▸ **YOUR INSTRUCTIONS**: Copy out only the span from the line with "Type out the text in this image." to the end of the data, both ends kept, word for word.

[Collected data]
====

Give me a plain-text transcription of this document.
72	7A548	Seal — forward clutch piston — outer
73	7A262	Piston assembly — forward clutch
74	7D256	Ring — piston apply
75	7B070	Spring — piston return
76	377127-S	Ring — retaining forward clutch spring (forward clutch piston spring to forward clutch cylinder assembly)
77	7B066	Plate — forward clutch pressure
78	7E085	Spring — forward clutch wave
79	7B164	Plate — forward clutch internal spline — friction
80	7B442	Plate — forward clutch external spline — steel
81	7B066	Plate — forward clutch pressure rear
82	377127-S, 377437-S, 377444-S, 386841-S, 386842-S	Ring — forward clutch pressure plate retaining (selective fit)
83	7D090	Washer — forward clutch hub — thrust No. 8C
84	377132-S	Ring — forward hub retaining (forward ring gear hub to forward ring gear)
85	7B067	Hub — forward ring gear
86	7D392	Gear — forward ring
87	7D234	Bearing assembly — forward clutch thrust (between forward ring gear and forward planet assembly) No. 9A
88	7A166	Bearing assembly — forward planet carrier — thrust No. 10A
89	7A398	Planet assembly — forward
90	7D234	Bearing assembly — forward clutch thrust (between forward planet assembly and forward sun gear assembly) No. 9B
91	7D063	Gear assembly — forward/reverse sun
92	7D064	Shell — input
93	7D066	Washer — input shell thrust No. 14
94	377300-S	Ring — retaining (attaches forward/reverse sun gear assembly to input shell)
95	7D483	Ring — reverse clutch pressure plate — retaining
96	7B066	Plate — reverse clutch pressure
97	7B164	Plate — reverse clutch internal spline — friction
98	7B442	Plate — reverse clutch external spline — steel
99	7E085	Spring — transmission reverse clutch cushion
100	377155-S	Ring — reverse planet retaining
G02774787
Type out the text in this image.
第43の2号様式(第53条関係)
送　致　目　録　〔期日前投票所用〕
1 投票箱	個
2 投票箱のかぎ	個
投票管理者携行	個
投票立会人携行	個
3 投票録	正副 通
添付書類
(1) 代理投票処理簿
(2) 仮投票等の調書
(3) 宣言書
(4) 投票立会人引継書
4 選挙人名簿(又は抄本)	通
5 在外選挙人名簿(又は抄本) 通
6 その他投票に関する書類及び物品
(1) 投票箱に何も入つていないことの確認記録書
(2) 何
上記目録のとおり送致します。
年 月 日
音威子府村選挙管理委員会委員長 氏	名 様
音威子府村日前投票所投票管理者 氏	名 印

====

▸ **CORRECT RESULT**:
Type out the text in this image.
第43の2号様式(第53条関係)
送　致　目　録　〔期日前投票所用〕
1 投票箱	個
2 投票箱のかぎ	個
投票管理者携行	個
投票立会人携行	個
3 投票録	正副 通
添付書類
(1) 代理投票処理簿
(2) 仮投票等の調書
(3) 宣言書
(4) 投票立会人引継書
4 選挙人名簿(又は抄本)	通
5 在外選挙人名簿(又は抄本) 通
6 その他投票に関する書類及び物品
(1) 投票箱に何も入つていないことの確認記録書
(2) 何
上記目録のとおり送致します。
年 月 日
音威子府村選挙管理委員会委員長 氏	名 様
音威子府村日前投票所投票管理者 氏	名 印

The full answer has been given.